## WHAT YOU ARE ASKED TO DO
Report how many lines in the records hold the string "JSON"; give the number and nothing else.

## Extracts from a graphics dataset

**********

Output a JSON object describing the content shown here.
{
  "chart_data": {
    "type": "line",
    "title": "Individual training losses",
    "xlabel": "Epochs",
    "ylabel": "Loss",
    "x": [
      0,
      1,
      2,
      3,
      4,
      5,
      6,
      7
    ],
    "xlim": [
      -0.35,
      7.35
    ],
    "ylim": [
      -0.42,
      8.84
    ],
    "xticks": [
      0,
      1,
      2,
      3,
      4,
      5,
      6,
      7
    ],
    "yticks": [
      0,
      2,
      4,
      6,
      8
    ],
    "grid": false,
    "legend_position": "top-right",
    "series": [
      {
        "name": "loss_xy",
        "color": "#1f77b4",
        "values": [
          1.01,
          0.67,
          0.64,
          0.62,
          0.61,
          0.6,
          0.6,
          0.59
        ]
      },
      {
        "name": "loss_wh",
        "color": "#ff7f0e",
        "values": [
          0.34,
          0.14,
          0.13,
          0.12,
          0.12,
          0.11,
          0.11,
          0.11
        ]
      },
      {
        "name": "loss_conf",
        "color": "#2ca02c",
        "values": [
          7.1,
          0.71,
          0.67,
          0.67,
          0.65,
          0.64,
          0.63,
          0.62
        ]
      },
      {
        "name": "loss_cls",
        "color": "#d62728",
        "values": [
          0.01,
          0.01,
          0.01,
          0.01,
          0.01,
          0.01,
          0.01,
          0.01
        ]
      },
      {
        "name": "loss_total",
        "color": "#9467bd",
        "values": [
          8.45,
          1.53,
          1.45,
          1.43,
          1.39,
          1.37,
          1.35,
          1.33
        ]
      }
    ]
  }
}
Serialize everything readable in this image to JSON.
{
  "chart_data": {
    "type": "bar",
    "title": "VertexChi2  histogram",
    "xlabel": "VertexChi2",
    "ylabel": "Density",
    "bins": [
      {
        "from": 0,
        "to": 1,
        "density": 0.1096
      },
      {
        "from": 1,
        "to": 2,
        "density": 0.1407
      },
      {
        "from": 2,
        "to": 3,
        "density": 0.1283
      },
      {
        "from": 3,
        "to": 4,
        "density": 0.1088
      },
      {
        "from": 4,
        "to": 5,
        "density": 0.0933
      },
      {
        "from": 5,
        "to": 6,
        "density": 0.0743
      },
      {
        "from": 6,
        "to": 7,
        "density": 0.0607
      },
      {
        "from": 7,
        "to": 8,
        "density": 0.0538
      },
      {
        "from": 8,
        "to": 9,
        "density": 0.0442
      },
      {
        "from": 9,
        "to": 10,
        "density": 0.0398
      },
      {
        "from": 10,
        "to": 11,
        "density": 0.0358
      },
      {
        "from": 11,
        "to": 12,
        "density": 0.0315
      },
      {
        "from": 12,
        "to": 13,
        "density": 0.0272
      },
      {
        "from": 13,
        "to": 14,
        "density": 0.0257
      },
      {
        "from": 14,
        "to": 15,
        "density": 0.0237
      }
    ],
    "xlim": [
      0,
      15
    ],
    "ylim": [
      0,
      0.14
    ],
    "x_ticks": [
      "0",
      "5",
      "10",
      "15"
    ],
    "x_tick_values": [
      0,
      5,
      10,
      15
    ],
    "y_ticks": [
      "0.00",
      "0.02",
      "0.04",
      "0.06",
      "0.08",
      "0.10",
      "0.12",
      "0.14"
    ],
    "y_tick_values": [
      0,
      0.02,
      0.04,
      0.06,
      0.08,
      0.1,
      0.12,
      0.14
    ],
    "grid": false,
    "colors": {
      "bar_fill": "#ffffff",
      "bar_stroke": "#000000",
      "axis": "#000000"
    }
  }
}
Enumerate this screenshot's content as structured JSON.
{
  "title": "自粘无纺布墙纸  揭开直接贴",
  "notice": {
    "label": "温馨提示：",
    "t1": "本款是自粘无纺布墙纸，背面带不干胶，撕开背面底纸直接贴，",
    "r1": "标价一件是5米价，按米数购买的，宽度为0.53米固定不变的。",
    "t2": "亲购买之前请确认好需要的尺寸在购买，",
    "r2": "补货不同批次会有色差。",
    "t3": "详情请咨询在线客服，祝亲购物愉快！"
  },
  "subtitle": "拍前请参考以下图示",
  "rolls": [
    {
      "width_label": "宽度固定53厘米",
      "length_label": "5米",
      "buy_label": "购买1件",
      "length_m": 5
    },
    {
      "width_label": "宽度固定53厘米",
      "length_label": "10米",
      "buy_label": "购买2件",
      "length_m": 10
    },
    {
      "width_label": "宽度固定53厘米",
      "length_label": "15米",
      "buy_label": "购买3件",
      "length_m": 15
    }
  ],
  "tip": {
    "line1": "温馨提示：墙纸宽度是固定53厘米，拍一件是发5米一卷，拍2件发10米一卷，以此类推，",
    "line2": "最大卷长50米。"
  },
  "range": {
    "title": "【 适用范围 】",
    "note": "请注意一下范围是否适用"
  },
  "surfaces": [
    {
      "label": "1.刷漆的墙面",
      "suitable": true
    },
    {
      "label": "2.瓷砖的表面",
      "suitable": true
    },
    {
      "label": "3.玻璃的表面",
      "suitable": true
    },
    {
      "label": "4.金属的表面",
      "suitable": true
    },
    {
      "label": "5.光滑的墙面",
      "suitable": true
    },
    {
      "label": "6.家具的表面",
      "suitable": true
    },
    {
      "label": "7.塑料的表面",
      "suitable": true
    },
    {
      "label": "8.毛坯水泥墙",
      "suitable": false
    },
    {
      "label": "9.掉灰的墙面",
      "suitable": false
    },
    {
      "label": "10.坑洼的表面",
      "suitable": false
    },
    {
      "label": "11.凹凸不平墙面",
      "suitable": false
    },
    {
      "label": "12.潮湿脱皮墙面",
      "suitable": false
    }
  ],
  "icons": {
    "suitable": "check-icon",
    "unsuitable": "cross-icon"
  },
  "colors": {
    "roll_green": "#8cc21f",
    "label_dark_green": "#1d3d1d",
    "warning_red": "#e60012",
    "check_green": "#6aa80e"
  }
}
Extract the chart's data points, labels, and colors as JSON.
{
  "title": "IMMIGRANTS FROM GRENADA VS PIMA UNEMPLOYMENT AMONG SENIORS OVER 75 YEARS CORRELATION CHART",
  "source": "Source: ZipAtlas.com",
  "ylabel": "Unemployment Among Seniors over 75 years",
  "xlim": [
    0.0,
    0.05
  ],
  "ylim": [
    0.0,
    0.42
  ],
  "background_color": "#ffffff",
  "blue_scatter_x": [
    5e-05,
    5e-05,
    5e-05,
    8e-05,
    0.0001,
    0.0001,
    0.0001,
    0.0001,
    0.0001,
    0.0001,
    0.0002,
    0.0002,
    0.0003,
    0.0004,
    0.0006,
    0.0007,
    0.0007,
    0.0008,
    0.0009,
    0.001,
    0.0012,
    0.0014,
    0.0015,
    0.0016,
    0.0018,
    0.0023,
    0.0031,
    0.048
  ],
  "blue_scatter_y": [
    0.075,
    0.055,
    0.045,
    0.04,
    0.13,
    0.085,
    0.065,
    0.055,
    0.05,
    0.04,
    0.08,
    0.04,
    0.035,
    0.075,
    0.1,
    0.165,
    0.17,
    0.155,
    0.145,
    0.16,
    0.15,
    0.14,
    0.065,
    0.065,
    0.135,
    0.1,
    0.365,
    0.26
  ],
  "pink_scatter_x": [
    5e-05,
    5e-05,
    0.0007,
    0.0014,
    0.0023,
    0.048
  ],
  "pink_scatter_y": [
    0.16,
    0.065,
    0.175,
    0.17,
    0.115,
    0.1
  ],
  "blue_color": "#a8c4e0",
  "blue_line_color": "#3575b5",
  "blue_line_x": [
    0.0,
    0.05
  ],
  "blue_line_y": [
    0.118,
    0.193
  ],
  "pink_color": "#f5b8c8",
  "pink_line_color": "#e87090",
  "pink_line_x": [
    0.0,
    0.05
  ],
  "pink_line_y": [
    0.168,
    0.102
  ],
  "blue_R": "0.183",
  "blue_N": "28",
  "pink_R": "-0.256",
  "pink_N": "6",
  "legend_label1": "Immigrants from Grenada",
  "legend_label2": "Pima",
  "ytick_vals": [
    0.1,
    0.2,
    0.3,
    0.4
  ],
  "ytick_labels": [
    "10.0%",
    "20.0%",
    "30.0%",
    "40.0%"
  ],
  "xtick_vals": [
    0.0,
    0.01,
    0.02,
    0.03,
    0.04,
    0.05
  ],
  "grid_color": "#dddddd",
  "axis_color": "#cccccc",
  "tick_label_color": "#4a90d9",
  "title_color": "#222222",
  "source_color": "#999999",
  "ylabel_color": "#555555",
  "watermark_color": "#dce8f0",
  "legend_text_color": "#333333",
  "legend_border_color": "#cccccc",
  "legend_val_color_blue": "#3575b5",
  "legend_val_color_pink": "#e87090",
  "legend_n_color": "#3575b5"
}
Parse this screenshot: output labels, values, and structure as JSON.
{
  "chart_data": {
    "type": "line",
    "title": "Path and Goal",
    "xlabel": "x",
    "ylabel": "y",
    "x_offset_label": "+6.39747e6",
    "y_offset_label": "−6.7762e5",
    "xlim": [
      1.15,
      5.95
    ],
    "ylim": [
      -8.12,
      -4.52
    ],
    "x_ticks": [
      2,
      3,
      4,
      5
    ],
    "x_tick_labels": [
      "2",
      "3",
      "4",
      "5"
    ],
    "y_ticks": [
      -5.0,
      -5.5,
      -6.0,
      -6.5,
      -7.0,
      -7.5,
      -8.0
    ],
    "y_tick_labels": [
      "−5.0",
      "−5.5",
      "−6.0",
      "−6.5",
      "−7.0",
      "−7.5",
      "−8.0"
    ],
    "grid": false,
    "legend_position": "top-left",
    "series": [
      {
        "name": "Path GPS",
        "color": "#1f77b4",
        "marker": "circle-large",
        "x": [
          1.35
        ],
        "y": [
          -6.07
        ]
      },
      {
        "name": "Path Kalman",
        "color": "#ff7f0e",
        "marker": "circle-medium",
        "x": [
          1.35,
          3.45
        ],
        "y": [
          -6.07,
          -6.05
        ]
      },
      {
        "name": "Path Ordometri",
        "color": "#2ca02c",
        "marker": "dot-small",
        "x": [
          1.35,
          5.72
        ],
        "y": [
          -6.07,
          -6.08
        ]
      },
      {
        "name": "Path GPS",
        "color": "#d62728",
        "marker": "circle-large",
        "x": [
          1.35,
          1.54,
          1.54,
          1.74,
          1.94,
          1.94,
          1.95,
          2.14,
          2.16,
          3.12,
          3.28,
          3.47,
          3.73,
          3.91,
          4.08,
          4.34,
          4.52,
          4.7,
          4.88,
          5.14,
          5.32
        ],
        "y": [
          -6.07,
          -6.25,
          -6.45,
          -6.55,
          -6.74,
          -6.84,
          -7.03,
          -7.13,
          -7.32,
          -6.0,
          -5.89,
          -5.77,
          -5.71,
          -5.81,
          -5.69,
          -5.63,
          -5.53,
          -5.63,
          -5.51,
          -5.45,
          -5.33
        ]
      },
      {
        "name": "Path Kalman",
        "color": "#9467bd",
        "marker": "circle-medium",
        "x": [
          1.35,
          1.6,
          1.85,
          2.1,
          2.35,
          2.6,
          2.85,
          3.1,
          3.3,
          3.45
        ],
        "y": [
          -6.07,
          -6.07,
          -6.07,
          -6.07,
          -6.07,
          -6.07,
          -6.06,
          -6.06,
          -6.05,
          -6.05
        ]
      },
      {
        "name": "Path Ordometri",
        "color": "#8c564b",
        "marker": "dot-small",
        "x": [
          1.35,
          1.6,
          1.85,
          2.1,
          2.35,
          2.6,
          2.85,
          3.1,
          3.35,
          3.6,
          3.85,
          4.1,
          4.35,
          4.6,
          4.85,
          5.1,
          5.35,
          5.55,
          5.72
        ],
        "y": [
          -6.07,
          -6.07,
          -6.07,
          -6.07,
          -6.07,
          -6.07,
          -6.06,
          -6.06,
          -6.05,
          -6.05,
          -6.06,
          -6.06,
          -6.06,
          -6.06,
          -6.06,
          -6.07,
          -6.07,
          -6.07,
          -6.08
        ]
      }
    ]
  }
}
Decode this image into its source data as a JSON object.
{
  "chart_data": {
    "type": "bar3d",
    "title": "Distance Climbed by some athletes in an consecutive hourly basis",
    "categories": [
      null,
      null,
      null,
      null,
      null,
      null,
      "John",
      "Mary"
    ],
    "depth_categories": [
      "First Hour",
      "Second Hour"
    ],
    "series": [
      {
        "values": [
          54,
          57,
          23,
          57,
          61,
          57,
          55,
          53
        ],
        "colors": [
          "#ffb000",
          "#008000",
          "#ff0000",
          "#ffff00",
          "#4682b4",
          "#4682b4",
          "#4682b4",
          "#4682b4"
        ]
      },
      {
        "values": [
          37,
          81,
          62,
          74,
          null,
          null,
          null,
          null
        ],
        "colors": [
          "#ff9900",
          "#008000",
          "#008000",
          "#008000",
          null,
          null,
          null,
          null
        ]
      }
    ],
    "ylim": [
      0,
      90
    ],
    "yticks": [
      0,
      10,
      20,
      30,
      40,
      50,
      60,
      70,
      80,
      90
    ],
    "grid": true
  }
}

**********

## ANSWER TO THE PROBLEM
6